• **GOAL OF THE EXERCISE**: Gather each line in the entries that includes the string "following".

• **EXTRACTED RECORDS**:

◇ ◇ ◇ ◇

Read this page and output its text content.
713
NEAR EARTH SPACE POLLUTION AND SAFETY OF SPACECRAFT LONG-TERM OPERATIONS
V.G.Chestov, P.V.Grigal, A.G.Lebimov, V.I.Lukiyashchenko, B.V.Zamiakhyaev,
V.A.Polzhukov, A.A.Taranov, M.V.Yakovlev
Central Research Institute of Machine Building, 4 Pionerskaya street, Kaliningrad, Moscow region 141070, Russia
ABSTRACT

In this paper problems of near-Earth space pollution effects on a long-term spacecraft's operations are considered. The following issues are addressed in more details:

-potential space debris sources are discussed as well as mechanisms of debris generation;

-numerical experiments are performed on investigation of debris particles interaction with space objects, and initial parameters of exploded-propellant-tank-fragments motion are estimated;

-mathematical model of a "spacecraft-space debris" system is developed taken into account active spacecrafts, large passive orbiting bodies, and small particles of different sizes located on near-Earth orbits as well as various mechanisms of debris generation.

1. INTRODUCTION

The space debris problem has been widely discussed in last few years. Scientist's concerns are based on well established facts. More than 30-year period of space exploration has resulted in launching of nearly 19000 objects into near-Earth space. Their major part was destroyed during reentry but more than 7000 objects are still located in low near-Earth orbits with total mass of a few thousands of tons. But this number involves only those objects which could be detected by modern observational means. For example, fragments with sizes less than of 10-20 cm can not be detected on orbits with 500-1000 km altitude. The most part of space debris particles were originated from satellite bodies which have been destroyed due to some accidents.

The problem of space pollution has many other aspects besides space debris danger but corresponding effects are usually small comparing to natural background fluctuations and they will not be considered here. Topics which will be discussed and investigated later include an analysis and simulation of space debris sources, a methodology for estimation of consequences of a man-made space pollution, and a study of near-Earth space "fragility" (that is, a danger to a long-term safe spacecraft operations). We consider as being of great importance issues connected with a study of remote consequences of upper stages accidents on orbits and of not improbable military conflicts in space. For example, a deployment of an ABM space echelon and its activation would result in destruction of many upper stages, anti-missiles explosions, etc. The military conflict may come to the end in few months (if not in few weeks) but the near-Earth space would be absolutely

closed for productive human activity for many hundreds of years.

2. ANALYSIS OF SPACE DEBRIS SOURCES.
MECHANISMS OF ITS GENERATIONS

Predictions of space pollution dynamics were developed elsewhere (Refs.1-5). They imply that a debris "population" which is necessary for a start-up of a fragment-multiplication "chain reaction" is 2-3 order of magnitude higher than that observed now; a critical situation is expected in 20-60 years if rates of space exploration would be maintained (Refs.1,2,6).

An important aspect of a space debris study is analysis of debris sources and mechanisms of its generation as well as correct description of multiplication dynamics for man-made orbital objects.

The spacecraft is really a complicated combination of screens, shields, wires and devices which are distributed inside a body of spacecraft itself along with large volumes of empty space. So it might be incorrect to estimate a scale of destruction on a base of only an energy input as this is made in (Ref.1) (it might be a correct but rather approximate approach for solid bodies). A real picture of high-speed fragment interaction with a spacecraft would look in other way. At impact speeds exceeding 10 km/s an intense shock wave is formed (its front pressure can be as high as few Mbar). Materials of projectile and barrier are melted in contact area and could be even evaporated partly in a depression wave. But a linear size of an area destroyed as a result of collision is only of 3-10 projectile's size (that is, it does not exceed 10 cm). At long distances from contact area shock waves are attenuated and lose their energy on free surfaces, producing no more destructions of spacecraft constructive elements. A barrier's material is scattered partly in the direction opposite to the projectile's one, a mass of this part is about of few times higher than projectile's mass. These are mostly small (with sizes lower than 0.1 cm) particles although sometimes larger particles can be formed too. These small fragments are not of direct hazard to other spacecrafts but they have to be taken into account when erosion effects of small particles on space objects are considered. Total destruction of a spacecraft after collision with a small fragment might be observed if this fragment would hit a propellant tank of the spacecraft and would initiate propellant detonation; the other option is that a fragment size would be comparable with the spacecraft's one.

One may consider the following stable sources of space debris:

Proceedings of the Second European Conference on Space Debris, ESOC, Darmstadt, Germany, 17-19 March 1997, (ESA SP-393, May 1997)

◇ ◇ ◇ ◇

• **SOLUTION FOR THIS TASK**:
In this paper problems of near-Earth space pollution effects on a long-term spacecraft's operations are considered. The following issues are addressed in more details:
One may consider the following stable sources of space debris:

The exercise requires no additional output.